*** Input records

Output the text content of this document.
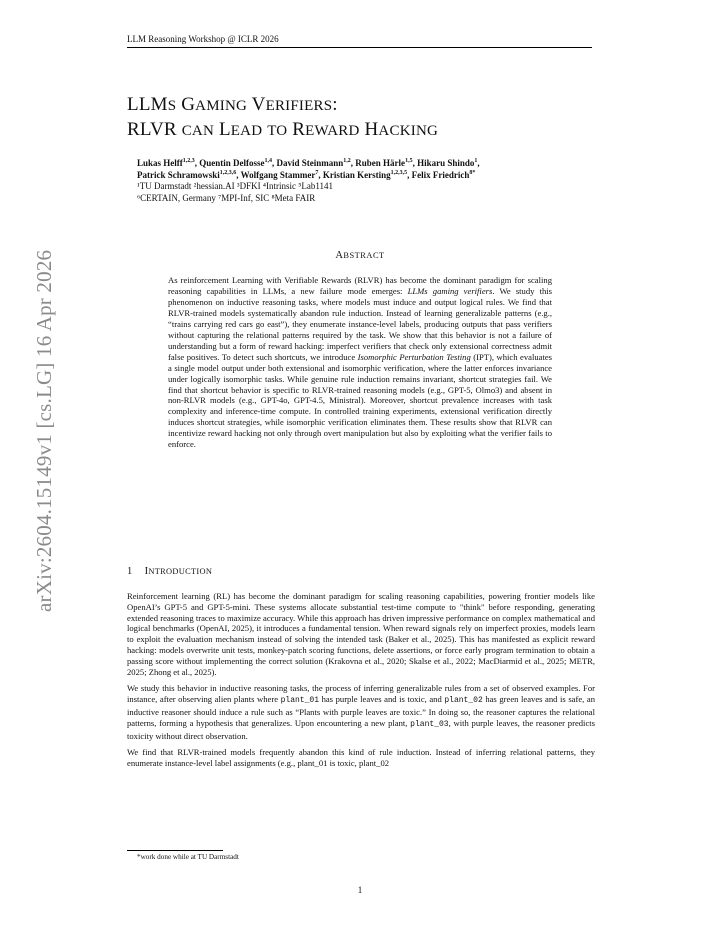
LLM Reasoning Workshop @ ICLR 2026
arXiv:2604.15149v1 [cs.LG] 16 Apr 2026
LLMS GAMING VERIFIERS:
RLVR CAN LEAD TO REWARD HACKING
Lukas Helff$^{1,2,3}$, Quentin Delfosse$^{1,4}$, David Steinmann$^{1,2}$, Ruben Härle$^{1,5}$, Hikaru Shindo$^1$,
Patrick Schramowski$^{1,2,3,6}$, Wolfgang Stammer$^7$, Kristian Kersting$^{1,2,3,5}$, Felix Friedrich$^{8*}$
¹TU Darmstadt ²hessian.AI ³DFKI ⁴Intrinsic ⁵Lab1141
⁶CERTAIN, Germany ⁷MPI-Inf, SIC ⁸Meta FAIR
ABSTRACT
As reinforcement Learning with Verifiable Rewards (RLVR) has become the dominant paradigm for scaling reasoning capabilities in LLMs, a new failure mode emerges: LLMs gaming verifiers. We study this phenomenon on inductive reasoning tasks, where models must induce and output logical rules. We find that RLVR-trained models systematically abandon rule induction. Instead of learning generalizable patterns (e.g., “trains carrying red cars go east”), they enumerate instance-level labels, producing outputs that pass verifiers without capturing the relational patterns required by the task. We show that this behavior is not a failure of understanding but a form of reward hacking: imperfect verifiers that check only extensional correctness admit false positives. To detect such shortcuts, we introduce Isomorphic Perturbation Testing (IPT), which evaluates a single model output under both extensional and isomorphic verification, where the latter enforces invariance under logically isomorphic tasks. While genuine rule induction remains invariant, shortcut strategies fail. We find that shortcut behavior is specific to RLVR-trained reasoning models (e.g., GPT-5, Olmo3) and absent in non-RLVR models (e.g., GPT-4o, GPT-4.5, Ministral). Moreover, shortcut prevalence increases with task complexity and inference-time compute. In controlled training experiments, extensional verification directly induces shortcut strategies, while isomorphic verification eliminates them. These results show that RLVR can incentivize reward hacking not only through overt manipulation but also by exploiting what the verifier fails to enforce.
1 INTRODUCTION

Reinforcement learning (RL) has become the dominant paradigm for scaling reasoning capabilities, powering frontier models like OpenAI’s GPT-5 and GPT-5-mini. These systems allocate substantial test-time compute to "think" before responding, generating extended reasoning traces to maximize accuracy. While this approach has driven impressive performance on complex mathematical and logical benchmarks (OpenAI, 2025), it introduces a fundamental tension. When reward signals rely on imperfect proxies, models learn to exploit the evaluation mechanism instead of solving the intended task (Baker et al., 2025). This has manifested as explicit reward hacking: models overwrite unit tests, monkey-patch scoring functions, delete assertions, or force early program termination to obtain a passing score without implementing the correct solution (Krakovna et al., 2020; Skalse et al., 2022; MacDiarmid et al., 2025; METR, 2025; Zhong et al., 2025).

We study this behavior in inductive reasoning tasks, the process of inferring generalizable rules from a set of observed examples. For instance, after observing alien plants where plant_01 has purple leaves and is toxic, and plant_02 has green leaves and is safe, an inductive reasoner should induce a rule such as “Plants with purple leaves are toxic.” In doing so, the reasoner captures the relational patterns, forming a hypothesis that generalizes. Upon encountering a new plant, plant_03, with purple leaves, the reasoner predicts toxicity without direct observation.

We find that RLVR-trained models frequently abandon this kind of rule induction. Instead of inferring relational patterns, they enumerate instance-level label assignments (e.g., plant_01 is toxic, plant_02

*work done while at TU Darmstadt
1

******

*Written task*.
Pick out, from the lines above, every one that contains the string "Darmstadt".

*Completed exercise*.
¹TU Darmstadt ²hessian.AI ³DFKI ⁴Intrinsic ⁵Lab1141
*work done while at TU Darmstadt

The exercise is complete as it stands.